Task description: Search the entries for the word "this" and pull out each line that has it.
----- Information shown
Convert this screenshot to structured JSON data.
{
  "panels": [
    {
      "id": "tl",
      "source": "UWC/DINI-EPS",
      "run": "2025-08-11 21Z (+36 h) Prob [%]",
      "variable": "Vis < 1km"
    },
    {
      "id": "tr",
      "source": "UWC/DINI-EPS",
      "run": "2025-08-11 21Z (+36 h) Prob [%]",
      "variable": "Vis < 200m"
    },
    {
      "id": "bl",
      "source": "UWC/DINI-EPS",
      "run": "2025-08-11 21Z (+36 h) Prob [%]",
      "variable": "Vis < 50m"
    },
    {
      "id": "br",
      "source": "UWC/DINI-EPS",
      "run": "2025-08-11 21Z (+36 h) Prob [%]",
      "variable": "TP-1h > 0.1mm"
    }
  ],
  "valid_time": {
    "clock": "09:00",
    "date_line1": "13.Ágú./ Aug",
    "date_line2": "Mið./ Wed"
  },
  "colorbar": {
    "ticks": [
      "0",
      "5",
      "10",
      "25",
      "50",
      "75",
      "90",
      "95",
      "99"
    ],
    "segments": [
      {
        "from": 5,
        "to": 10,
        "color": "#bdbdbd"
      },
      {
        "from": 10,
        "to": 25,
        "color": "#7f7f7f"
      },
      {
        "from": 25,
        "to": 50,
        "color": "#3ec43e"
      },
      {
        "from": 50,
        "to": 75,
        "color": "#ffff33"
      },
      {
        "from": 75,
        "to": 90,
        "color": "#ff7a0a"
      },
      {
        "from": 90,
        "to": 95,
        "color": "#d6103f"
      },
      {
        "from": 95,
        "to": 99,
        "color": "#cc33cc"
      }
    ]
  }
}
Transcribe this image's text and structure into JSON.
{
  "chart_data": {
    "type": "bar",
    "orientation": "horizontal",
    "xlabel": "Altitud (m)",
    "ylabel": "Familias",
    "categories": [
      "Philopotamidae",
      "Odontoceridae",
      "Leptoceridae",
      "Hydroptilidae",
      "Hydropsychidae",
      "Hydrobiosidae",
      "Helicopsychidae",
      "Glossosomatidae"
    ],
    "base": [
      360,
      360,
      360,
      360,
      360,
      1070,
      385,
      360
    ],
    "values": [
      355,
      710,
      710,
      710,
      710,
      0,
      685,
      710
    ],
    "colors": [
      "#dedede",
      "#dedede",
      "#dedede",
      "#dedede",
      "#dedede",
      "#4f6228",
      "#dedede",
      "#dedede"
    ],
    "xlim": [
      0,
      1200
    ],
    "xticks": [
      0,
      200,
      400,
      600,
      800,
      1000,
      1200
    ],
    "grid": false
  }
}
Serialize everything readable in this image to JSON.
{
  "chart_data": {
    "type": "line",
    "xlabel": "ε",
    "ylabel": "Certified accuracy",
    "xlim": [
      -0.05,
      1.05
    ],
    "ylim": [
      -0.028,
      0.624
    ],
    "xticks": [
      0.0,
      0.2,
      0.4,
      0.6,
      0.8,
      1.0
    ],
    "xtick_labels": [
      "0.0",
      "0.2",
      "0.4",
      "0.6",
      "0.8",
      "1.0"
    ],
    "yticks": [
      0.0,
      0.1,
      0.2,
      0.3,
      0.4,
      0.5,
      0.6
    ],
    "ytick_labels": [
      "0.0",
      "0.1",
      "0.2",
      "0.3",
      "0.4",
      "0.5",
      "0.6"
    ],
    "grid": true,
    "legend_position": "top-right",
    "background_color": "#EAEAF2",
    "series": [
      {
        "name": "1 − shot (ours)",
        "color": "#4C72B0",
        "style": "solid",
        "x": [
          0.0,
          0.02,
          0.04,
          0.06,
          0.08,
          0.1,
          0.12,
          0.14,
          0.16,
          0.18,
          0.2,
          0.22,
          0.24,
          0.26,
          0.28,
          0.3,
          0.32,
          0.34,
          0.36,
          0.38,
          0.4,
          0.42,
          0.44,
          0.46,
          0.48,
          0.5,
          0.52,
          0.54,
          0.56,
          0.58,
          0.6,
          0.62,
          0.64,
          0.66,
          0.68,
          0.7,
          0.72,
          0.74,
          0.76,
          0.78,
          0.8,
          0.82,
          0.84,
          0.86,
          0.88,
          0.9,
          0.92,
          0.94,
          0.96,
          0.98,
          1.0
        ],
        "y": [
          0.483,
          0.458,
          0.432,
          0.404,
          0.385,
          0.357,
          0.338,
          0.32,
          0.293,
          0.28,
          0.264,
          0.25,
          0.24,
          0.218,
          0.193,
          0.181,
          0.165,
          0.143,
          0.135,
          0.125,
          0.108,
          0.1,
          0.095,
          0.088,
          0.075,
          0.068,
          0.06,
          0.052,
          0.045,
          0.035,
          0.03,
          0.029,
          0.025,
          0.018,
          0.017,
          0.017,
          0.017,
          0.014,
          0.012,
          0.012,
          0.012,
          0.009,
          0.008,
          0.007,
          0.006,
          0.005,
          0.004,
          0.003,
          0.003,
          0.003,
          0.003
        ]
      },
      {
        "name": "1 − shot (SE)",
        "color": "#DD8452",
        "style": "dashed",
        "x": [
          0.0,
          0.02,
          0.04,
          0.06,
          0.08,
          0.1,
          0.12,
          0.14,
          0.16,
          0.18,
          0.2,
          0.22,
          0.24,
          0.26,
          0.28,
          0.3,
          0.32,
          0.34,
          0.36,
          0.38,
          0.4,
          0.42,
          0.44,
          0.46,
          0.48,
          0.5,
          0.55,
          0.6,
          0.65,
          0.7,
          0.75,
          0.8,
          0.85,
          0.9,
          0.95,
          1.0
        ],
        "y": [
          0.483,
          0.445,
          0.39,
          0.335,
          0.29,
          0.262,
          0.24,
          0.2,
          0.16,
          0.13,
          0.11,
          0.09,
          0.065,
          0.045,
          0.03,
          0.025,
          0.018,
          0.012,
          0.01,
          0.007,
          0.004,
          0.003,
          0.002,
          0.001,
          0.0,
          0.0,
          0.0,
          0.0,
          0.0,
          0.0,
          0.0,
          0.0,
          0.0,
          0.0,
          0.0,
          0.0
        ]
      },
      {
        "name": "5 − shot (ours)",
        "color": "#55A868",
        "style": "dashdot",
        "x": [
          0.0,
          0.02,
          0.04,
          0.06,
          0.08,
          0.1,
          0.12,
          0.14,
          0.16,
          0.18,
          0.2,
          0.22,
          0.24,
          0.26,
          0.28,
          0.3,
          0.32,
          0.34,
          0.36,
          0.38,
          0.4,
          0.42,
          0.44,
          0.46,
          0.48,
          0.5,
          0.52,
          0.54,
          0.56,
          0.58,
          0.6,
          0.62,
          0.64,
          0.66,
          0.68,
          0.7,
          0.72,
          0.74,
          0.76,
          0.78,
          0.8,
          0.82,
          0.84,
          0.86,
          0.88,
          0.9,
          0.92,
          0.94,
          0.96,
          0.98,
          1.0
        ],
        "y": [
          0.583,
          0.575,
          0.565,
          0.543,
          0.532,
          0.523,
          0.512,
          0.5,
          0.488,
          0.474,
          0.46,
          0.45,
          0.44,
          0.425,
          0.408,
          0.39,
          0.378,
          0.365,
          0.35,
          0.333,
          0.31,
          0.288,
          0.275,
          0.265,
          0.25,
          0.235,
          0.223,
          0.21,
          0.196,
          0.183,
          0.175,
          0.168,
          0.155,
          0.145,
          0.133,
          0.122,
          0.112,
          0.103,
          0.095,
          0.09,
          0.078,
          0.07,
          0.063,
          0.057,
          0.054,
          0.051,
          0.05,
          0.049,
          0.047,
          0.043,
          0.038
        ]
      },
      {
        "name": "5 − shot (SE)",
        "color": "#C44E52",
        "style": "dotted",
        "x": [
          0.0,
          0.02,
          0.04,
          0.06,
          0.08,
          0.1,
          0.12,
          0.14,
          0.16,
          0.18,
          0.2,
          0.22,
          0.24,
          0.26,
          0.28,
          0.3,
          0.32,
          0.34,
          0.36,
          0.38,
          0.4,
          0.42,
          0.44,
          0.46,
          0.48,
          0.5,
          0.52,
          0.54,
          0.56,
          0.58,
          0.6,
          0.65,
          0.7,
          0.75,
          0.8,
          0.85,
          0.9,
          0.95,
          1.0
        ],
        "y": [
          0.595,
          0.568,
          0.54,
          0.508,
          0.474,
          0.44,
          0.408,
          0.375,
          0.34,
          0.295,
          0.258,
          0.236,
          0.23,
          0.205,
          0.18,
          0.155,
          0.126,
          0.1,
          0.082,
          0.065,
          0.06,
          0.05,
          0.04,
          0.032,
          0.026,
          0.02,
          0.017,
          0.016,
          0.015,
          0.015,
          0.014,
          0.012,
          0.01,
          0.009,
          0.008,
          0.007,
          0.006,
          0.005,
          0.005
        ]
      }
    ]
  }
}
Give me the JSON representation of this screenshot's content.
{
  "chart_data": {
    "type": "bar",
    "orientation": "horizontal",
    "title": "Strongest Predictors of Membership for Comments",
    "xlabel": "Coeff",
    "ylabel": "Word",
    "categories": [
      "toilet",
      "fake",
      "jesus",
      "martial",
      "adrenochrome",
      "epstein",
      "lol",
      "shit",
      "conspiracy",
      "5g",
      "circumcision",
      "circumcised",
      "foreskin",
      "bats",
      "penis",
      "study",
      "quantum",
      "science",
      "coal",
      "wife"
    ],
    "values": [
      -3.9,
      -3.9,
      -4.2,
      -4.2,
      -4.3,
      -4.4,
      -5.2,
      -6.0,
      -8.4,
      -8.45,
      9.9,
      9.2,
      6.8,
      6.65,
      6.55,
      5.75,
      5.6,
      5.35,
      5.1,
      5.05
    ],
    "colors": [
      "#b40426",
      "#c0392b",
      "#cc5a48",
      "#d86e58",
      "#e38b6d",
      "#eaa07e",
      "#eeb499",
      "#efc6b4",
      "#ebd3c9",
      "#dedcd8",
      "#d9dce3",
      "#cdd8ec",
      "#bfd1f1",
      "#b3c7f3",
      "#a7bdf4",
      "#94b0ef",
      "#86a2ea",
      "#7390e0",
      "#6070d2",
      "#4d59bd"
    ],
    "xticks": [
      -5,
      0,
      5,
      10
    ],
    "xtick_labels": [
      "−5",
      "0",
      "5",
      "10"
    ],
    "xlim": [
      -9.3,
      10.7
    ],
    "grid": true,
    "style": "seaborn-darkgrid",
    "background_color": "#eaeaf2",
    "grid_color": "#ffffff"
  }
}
----------
Result of the exercise:
Convert this screenshot to structured JSON data.
Transcribe this image's text and structure into JSON.
Serialize everything readable in this image to JSON.
Give me the JSON representation of this screenshot's content.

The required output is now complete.